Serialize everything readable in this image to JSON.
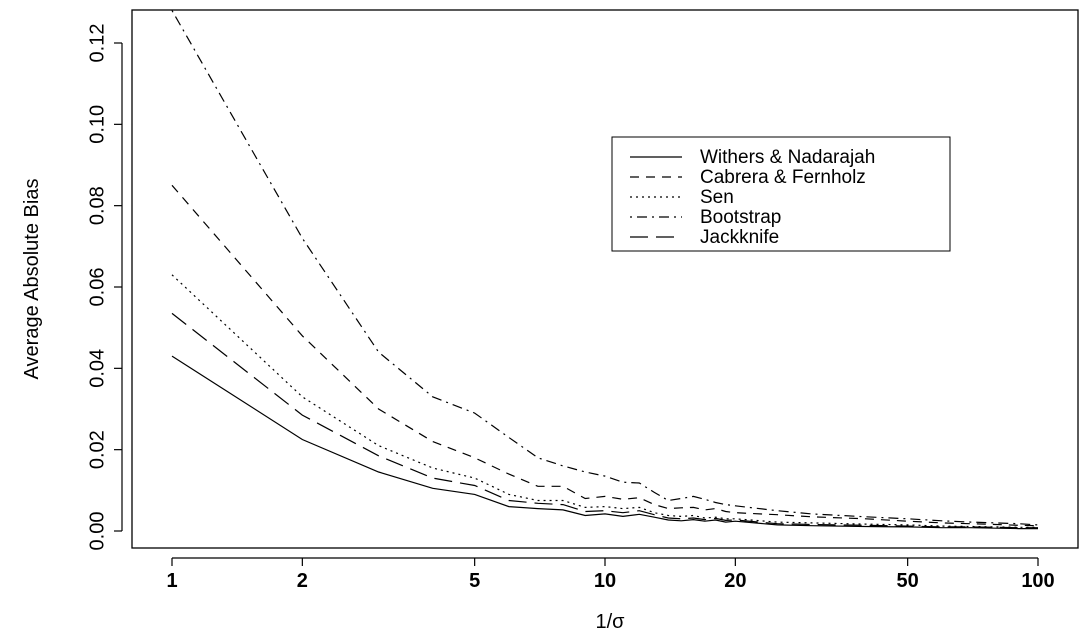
{
  "chart_data": {
    "type": "line",
    "title": "",
    "xlabel": "1/σ",
    "ylabel": "Average Absolute Bias",
    "x_scale": "log",
    "xlim": [
      1,
      100
    ],
    "ylim": [
      0,
      0.12
    ],
    "x_ticks": [
      1,
      2,
      5,
      10,
      20,
      50,
      100
    ],
    "x_tick_labels": [
      "1",
      "2",
      "5",
      "10",
      "20",
      "50",
      "100"
    ],
    "y_ticks": [
      0,
      0.02,
      0.04,
      0.06,
      0.08,
      0.1,
      0.12
    ],
    "y_tick_labels": [
      "0.00",
      "0.02",
      "0.04",
      "0.06",
      "0.08",
      "0.10",
      "0.12"
    ],
    "grid": false,
    "legend_position": "upper-right",
    "x": [
      1,
      2,
      3,
      4,
      5,
      6,
      7,
      8,
      9,
      10,
      11,
      12,
      13,
      14,
      15,
      16,
      17,
      18,
      19,
      20,
      25,
      30,
      40,
      50,
      60,
      70,
      80,
      90,
      100
    ],
    "series": [
      {
        "name": "Withers & Nadarajah",
        "dash": "solid",
        "values": [
          0.043,
          0.0225,
          0.0145,
          0.0105,
          0.009,
          0.006,
          0.0055,
          0.0052,
          0.0038,
          0.0042,
          0.0036,
          0.0041,
          0.0034,
          0.0027,
          0.0025,
          0.0028,
          0.0024,
          0.0027,
          0.0022,
          0.0024,
          0.0015,
          0.0013,
          0.0011,
          0.001,
          0.0008,
          0.0008,
          0.0007,
          0.0006,
          0.0006
        ]
      },
      {
        "name": "Cabrera & Fernholz",
        "dash": "dashed",
        "values": [
          0.085,
          0.048,
          0.03,
          0.022,
          0.018,
          0.014,
          0.011,
          0.011,
          0.008,
          0.0085,
          0.0078,
          0.0082,
          0.0065,
          0.0055,
          0.0057,
          0.0058,
          0.0052,
          0.0055,
          0.0048,
          0.0045,
          0.004,
          0.0035,
          0.003,
          0.0024,
          0.002,
          0.0018,
          0.0016,
          0.0014,
          0.0013
        ]
      },
      {
        "name": "Sen",
        "dash": "dotted",
        "values": [
          0.063,
          0.033,
          0.021,
          0.0155,
          0.013,
          0.009,
          0.0075,
          0.0075,
          0.0058,
          0.006,
          0.0055,
          0.0058,
          0.0045,
          0.0038,
          0.0036,
          0.0038,
          0.0032,
          0.0034,
          0.003,
          0.003,
          0.0022,
          0.002,
          0.0017,
          0.0015,
          0.0012,
          0.0011,
          0.001,
          0.0009,
          0.0009
        ]
      },
      {
        "name": "Bootstrap",
        "dash": "dotdash",
        "values": [
          0.128,
          0.072,
          0.044,
          0.033,
          0.029,
          0.023,
          0.018,
          0.016,
          0.0145,
          0.0135,
          0.012,
          0.0118,
          0.0095,
          0.0075,
          0.008,
          0.0085,
          0.0078,
          0.007,
          0.0065,
          0.0062,
          0.005,
          0.0042,
          0.0035,
          0.003,
          0.0025,
          0.0022,
          0.002,
          0.0018,
          0.0015
        ]
      },
      {
        "name": "Jackknife",
        "dash": "longdash",
        "values": [
          0.0535,
          0.0285,
          0.0185,
          0.013,
          0.0112,
          0.0075,
          0.0068,
          0.0065,
          0.0048,
          0.005,
          0.0045,
          0.005,
          0.004,
          0.0032,
          0.003,
          0.0032,
          0.0028,
          0.0031,
          0.0026,
          0.0027,
          0.0018,
          0.0016,
          0.0014,
          0.0012,
          0.001,
          0.001,
          0.0009,
          0.0008,
          0.0008
        ]
      }
    ]
  },
  "colors": {
    "line": "#000000",
    "background": "#ffffff"
  }
}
────────────────
__DIRECTION__. Restate the whole of the material word for word without the pictures.

__COMPLETED TASK__.
Serialize everything readable in this image to JSON.
{
  "chart_data": {
    "type": "line",
    "title": "",
    "xlabel": "1/σ",
    "ylabel": "Average Absolute Bias",
    "x_scale": "log",
    "xlim": [
      1,
      100
    ],
    "ylim": [
      0,
      0.12
    ],
    "x_ticks": [
      1,
      2,
      5,
      10,
      20,
      50,
      100
    ],
    "x_tick_labels": [
      "1",
      "2",
      "5",
      "10",
      "20",
      "50",
      "100"
    ],
    "y_ticks": [
      0,
      0.02,
      0.04,
      0.06,
      0.08,
      0.1,
      0.12
    ],
    "y_tick_labels": [
      "0.00",
      "0.02",
      "0.04",
      "0.06",
      "0.08",
      "0.10",
      "0.12"
    ],
    "grid": false,
    "legend_position": "upper-right",
    "x": [
      1,
      2,
      3,
      4,
      5,
      6,
      7,
      8,
      9,
      10,
      11,
      12,
      13,
      14,
      15,
      16,
      17,
      18,
      19,
      20,
      25,
      30,
      40,
      50,
      60,
      70,
      80,
      90,
      100
    ],
    "series": [
      {
        "name": "Withers & Nadarajah",
        "dash": "solid",
        "values": [
          0.043,
          0.0225,
          0.0145,
          0.0105,
          0.009,
          0.006,
          0.0055,
          0.0052,
          0.0038,
          0.0042,
          0.0036,
          0.0041,
          0.0034,
          0.0027,
          0.0025,
          0.0028,
          0.0024,
          0.0027,
          0.0022,
          0.0024,
          0.0015,
          0.0013,
          0.0011,
          0.001,
          0.0008,
          0.0008,
          0.0007,
          0.0006,
          0.0006
        ]
      },
      {
        "name": "Cabrera & Fernholz",
        "dash": "dashed",
        "values": [
          0.085,
          0.048,
          0.03,
          0.022,
          0.018,
          0.014,
          0.011,
          0.011,
          0.008,
          0.0085,
          0.0078,
          0.0082,
          0.0065,
          0.0055,
          0.0057,
          0.0058,
          0.0052,
          0.0055,
          0.0048,
          0.0045,
          0.004,
          0.0035,
          0.003,
          0.0024,
          0.002,
          0.0018,
          0.0016,
          0.0014,
          0.0013
        ]
      },
      {
        "name": "Sen",
        "dash": "dotted",
        "values": [
          0.063,
          0.033,
          0.021,
          0.0155,
          0.013,
          0.009,
          0.0075,
          0.0075,
          0.0058,
          0.006,
          0.0055,
          0.0058,
          0.0045,
          0.0038,
          0.0036,
          0.0038,
          0.0032,
          0.0034,
          0.003,
          0.003,
          0.0022,
          0.002,
          0.0017,
          0.0015,
          0.0012,
          0.0011,
          0.001,
          0.0009,
          0.0009
        ]
      },
      {
        "name": "Bootstrap",
        "dash": "dotdash",
        "values": [
          0.128,
          0.072,
          0.044,
          0.033,
          0.029,
          0.023,
          0.018,
          0.016,
          0.0145,
          0.0135,
          0.012,
          0.0118,
          0.0095,
          0.0075,
          0.008,
          0.0085,
          0.0078,
          0.007,
          0.0065,
          0.0062,
          0.005,
          0.0042,
          0.0035,
          0.003,
          0.0025,
          0.0022,
          0.002,
          0.0018,
          0.0015
        ]
      },
      {
        "name": "Jackknife",
        "dash": "longdash",
        "values": [
          0.0535,
          0.0285,
          0.0185,
          0.013,
          0.0112,
          0.0075,
          0.0068,
          0.0065,
          0.0048,
          0.005,
          0.0045,
          0.005,
          0.004,
          0.0032,
          0.003,
          0.0032,
          0.0028,
          0.0031,
          0.0026,
          0.0027,
          0.0018,
          0.0016,
          0.0014,
          0.0012,
          0.001,
          0.001,
          0.0009,
          0.0008,
          0.0008
        ]
      }
    ]
  },
  "colors": {
    "line": "#000000",
    "background": "#ffffff"
  }
}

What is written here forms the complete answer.